* Description of the task: Can you write out all the lines word for word, with no pictures?

* Collected data entries:
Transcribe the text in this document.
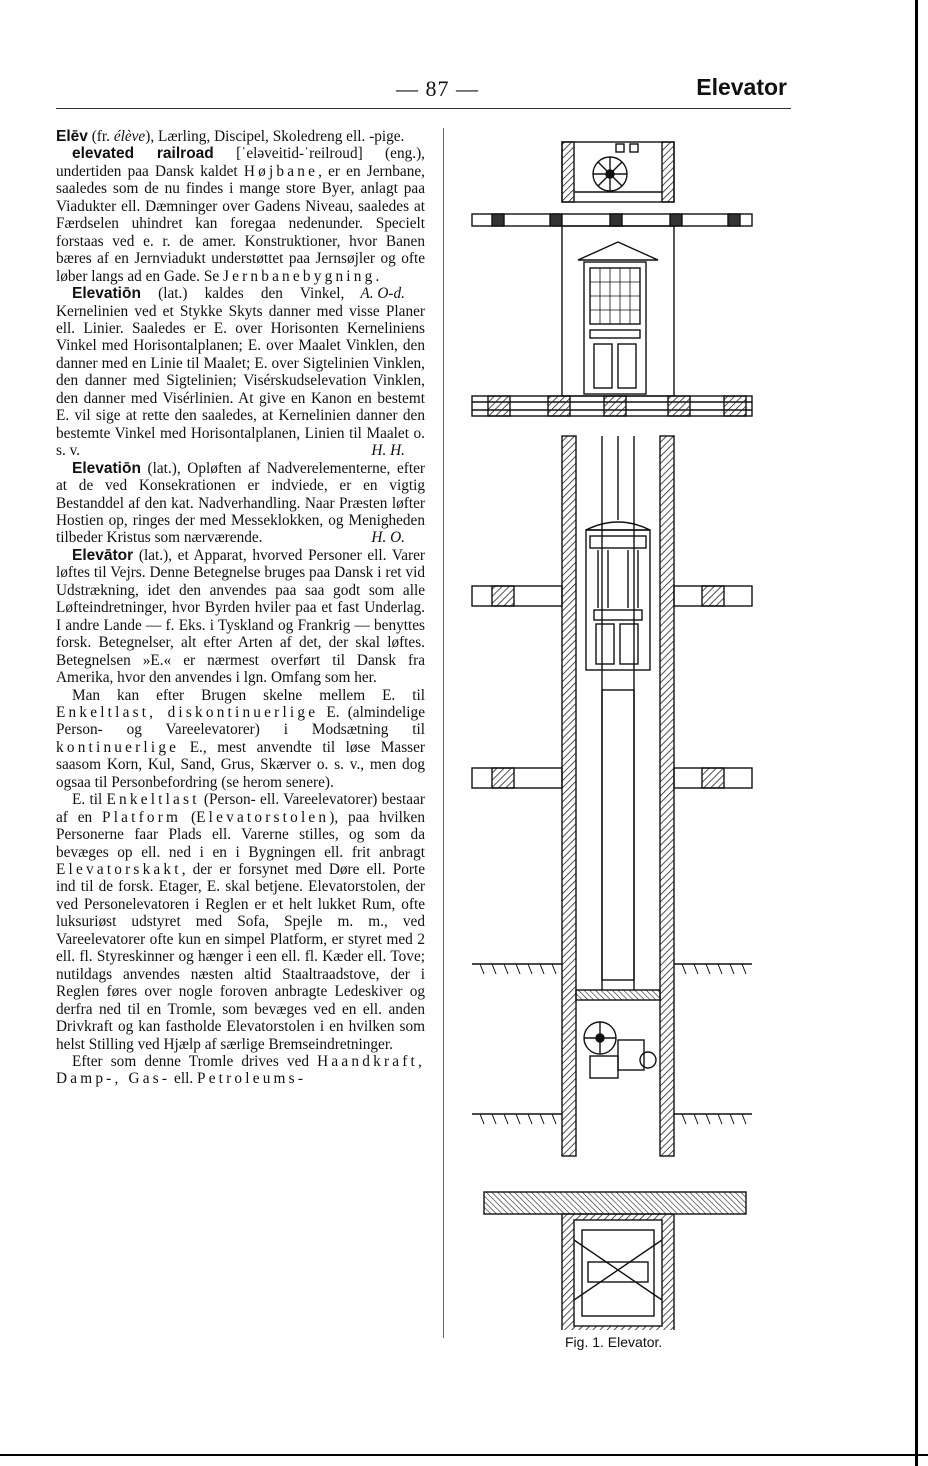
— 87 —	Elevator

Elēv (fr. élève), Lærling, Discipel, Skoledreng ell. -pige.

elevated railroad [ˈeləveitid-ˈreilroud] (eng.), undertiden paa Dansk kaldet Højbane, er en Jernbane, saaledes som de nu findes i mange store Byer, anlagt paa Viadukter ell. Dæmninger over Gadens Niveau, saaledes at Færdselen uhindret kan foregaa nedenunder. Specielt forstaas ved e. r. de amer. Konstruktioner, hvor Banen bæres af en Jernviadukt understøttet paa Jernsøjler og ofte løber langs ad en Gade. Se Jernbanebygning.
A. O-d.

Elevatiōn (lat.) kaldes den Vinkel, Kernelinien ved et Stykke Skyts danner med visse Planer ell. Linier. Saaledes er E. over Horisonten Kerneliniens Vinkel med Horisontalplanen; E. over Maalet Vinklen, den danner med en Linie til Maalet; E. over Sigtelinien Vinklen, den danner med Sigtelinien; Visérskudselevation Vinklen, den danner med Visérlinien. At give en Kanon en bestemt E. vil sige at rette den saaledes, at Kernelinien danner den bestemte Vinkel med Horisontalplanen, Linien til Maalet o. s. v.	H. H.

Elevatiōn (lat.), Opløften af Nadverelementerne, efter at de ved Konsekrationen er indviede, er en vigtig Bestanddel af den kat. Nadverhandling. Naar Præsten løfter Hostien op, ringes der med Messeklokken, og Menigheden tilbeder Kristus som nærværende.	H. O.

Elevātor (lat.), et Apparat, hvorved Personer ell. Varer løftes til Vejrs. Denne Betegnelse bruges paa Dansk i ret vid Udstrækning, idet den anvendes paa saa godt som alle Løfteindretninger, hvor Byrden hviler paa et fast Underlag. I andre Lande — f. Eks. i Tyskland og Frankrig — benyttes forsk. Betegnelser, alt efter Arten af det, der skal løftes. Betegnelsen »E.« er nærmest overført til Dansk fra Amerika, hvor den anvendes i lgn. Omfang som her.

Man kan efter Brugen skelne mellem E. til Enkeltlast, diskontinuerlige E. (almindelige Person- og Vareelevatorer) i Modsætning til kontinuerlige E., mest anvendte til løse Masser saasom Korn, Kul, Sand, Grus, Skærver o. s. v., men dog ogsaa til Personbefordring (se herom senere).

E. til Enkeltlast (Person- ell. Vareelevatorer) bestaar af en Platform (Elevatorstolen), paa hvilken Personerne faar Plads ell. Varerne stilles, og som da bevæges op ell. ned i en i Bygningen ell. frit anbragt Elevatorskakt, der er forsynet med Døre ell. Porte ind til de forsk. Etager, E. skal betjene. Elevatorstolen, der ved Personelevatoren i Reglen er et helt lukket Rum, ofte luksuriøst udstyret med Sofa, Spejle m. m., ved Vareelevatorer ofte kun en simpel Platform, er styret med 2 ell. fl. Styreskinner og hænger i een ell. fl. Kæder ell. Tove; nutildags anvendes næsten altid Staaltraadstove, der i Reglen føres over nogle foroven anbragte Ledeskiver og derfra ned til en Tromle, som bevæges ved en ell. anden Drivkraft og kan fastholde Elevatorstolen i en hvilken som helst Stilling ved Hjælp af særlige Bremseindretninger.

Efter som denne Tromle drives ved Haandkraft, Damp-, Gas- ell. Petroleums-

Fig. 1. Elevator.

* Result:
Transcribe the text in this document.
— 87 —	Elevator

Elēv (fr. élève), Lærling, Discipel, Skoledreng ell. -pige.

elevated railroad [ˈeləveitid-ˈreilroud] (eng.), undertiden paa Dansk kaldet Højbane, er en Jernbane, saaledes som de nu findes i mange store Byer, anlagt paa Viadukter ell. Dæmninger over Gadens Niveau, saaledes at Færdselen uhindret kan foregaa nedenunder. Specielt forstaas ved e. r. de amer. Konstruktioner, hvor Banen bæres af en Jernviadukt understøttet paa Jernsøjler og ofte løber langs ad en Gade. Se Jernbanebygning.
A. O-d.

Elevatiōn (lat.) kaldes den Vinkel, Kernelinien ved et Stykke Skyts danner med visse Planer ell. Linier. Saaledes er E. over Horisonten Kerneliniens Vinkel med Horisontalplanen; E. over Maalet Vinklen, den danner med en Linie til Maalet; E. over Sigtelinien Vinklen, den danner med Sigtelinien; Visérskudselevation Vinklen, den danner med Visérlinien. At give en Kanon en bestemt E. vil sige at rette den saaledes, at Kernelinien danner den bestemte Vinkel med Horisontalplanen, Linien til Maalet o. s. v.	H. H.

Elevatiōn (lat.), Opløften af Nadverelementerne, efter at de ved Konsekrationen er indviede, er en vigtig Bestanddel af den kat. Nadverhandling. Naar Præsten løfter Hostien op, ringes der med Messeklokken, og Menigheden tilbeder Kristus som nærværende.	H. O.

Elevātor (lat.), et Apparat, hvorved Personer ell. Varer løftes til Vejrs. Denne Betegnelse bruges paa Dansk i ret vid Udstrækning, idet den anvendes paa saa godt som alle Løfteindretninger, hvor Byrden hviler paa et fast Underlag. I andre Lande — f. Eks. i Tyskland og Frankrig — benyttes forsk. Betegnelser, alt efter Arten af det, der skal løftes. Betegnelsen »E.« er nærmest overført til Dansk fra Amerika, hvor den anvendes i lgn. Omfang som her.

Man kan efter Brugen skelne mellem E. til Enkeltlast, diskontinuerlige E. (almindelige Person- og Vareelevatorer) i Modsætning til kontinuerlige E., mest anvendte til løse Masser saasom Korn, Kul, Sand, Grus, Skærver o. s. v., men dog ogsaa til Personbefordring (se herom senere).

E. til Enkeltlast (Person- ell. Vareelevatorer) bestaar af en Platform (Elevatorstolen), paa hvilken Personerne faar Plads ell. Varerne stilles, og som da bevæges op ell. ned i en i Bygningen ell. frit anbragt Elevatorskakt, der er forsynet med Døre ell. Porte ind til de forsk. Etager, E. skal betjene. Elevatorstolen, der ved Personelevatoren i Reglen er et helt lukket Rum, ofte luksuriøst udstyret med Sofa, Spejle m. m., ved Vareelevatorer ofte kun en simpel Platform, er styret med 2 ell. fl. Styreskinner og hænger i een ell. fl. Kæder ell. Tove; nutildags anvendes næsten altid Staaltraadstove, der i Reglen føres over nogle foroven anbragte Ledeskiver og derfra ned til en Tromle, som bevæges ved en ell. anden Drivkraft og kan fastholde Elevatorstolen i en hvilken som helst Stilling ved Hjælp af særlige Bremseindretninger.

Efter som denne Tromle drives ved Haandkraft, Damp-, Gas- ell. Petroleums-

Fig. 1. Elevator.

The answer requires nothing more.